▶ GOALS
- a) Decide whether each statement agrees with the thread on parsing an S expression, answering yes or no and quoting the deciding words. (i) The SExpr type derives Show. (ii) Answer 2 assumes the Ident type is an Integer. (iii) Answer 1 says that an open parenthesis starts a new Comb expression.
- b) Rewrite more briefly the paragraph of the thread on parsing an S expression that begins "Whenever you encounter an open parenthesis", keeping its main facts.
━━ PROVIDED TEXT
Parsing S Expression

Question

Given the following definitions that make up an S Expression from Prof. Yorgey's course:

data Atom = N Integer | I Ident deriving Show

and

data SExpr = A Atom | Comb [SExpr] deriving Show

What should the full data type be (in Haskell) for the following?

(bar (foo) 3 5 874)

Answer 1

I believe it would be something like

Comb
    [ A (I "bar")
    , Comb
        [ A (I "foo")
        ]
    , A (N 3)
    , A (N 5)
    , A (N 874)
    ]

Whenever you encounter an open parenthesis you would start a new Comb expression, so (foo) is Comb [A (I "foo")] while foo is simply A (I "foo").

Answer 2

I'll assume the Ident type is a String.

• bar as an Atom is I "bar", and as an SExpr is A (I "bar")
• ditto for foo
• (foo) is an SExpr and is constructed as Comb [ A (I "foo") ]
• 3 as an Atom is N 3 and as an SExpr is A (N 3)
• ditto for 5 and 874
• the complete construction of (bar (foo) 3 5 874) (which is an SExpr) is

.

Comb [ A (I "bar")
     , Comb [ A (I "foo") ]
     , A (N 3)
     , A (N 5)
     , A (N 874)
     ]
━━━━
━━ ENTRIES SHOWN
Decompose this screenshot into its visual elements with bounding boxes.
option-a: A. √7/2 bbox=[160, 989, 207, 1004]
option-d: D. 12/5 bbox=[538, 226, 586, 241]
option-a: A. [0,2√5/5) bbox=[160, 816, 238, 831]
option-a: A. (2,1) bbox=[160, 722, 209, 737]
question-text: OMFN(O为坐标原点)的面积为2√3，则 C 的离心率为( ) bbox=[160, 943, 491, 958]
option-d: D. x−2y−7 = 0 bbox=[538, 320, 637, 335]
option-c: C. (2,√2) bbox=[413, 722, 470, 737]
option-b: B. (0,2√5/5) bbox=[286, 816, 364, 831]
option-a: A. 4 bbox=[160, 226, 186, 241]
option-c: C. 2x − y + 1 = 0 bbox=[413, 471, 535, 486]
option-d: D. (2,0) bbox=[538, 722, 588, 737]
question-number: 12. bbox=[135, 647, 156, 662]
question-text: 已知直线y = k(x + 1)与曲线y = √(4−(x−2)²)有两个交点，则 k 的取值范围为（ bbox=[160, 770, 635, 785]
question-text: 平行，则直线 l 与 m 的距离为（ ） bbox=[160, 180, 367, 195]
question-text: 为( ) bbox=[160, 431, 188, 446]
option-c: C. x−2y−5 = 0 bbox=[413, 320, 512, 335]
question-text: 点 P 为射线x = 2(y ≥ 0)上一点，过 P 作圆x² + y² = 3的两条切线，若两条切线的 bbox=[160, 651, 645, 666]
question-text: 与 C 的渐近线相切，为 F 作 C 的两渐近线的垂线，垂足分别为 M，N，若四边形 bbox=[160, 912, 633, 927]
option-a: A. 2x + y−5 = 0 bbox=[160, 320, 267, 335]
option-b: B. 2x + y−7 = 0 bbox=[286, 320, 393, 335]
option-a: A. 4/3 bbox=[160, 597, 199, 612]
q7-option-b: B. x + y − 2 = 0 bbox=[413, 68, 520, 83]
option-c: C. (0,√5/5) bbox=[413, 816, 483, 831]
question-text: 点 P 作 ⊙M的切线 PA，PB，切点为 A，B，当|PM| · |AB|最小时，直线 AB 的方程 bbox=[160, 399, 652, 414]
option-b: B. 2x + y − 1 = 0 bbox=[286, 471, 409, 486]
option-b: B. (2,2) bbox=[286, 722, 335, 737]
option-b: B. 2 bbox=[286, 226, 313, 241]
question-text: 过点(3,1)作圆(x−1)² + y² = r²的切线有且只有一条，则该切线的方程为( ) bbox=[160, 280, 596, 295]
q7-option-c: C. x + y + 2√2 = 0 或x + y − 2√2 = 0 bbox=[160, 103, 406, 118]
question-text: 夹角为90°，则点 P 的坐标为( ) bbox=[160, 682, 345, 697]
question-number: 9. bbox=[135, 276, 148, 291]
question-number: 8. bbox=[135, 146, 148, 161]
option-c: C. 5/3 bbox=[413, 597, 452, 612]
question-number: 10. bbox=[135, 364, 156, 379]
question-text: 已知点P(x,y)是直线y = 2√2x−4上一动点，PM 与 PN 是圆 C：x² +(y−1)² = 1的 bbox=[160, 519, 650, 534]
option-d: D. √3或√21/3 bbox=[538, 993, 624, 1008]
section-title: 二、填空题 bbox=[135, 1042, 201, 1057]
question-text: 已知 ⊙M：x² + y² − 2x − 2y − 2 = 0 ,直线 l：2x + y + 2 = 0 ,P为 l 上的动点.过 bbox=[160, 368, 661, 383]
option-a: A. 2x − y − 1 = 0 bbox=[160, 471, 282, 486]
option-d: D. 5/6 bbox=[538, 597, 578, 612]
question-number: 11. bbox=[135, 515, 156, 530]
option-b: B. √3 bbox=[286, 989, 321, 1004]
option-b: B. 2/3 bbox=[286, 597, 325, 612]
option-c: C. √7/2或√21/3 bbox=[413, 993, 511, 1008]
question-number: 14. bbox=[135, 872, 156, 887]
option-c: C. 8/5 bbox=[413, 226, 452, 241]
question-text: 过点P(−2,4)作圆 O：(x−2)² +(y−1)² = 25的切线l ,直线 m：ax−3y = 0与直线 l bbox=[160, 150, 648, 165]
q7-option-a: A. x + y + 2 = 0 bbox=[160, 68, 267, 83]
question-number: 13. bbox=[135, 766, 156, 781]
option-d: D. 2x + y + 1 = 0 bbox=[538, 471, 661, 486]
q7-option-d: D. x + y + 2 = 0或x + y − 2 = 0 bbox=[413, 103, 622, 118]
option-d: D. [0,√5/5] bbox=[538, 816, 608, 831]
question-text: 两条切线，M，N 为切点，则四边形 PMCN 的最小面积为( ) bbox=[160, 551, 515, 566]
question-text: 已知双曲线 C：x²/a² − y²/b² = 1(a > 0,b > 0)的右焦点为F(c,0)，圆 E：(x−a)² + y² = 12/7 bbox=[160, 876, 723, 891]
━━━━
▶ TASK-BY-TASK OUTPUTS
- a)
(i) Yes: "data SExpr = A Atom | Comb [SExpr] deriving Show"
(ii) No: "I'll assume the Ident type is a String."
(iii) Yes: "Whenever you encounter an open parenthesis you would start a new Comb expression"

- b) Each open parenthesis begins a new Comb expression. So (foo) becomes Comb [A (I "foo")], but foo alone is A (I "foo").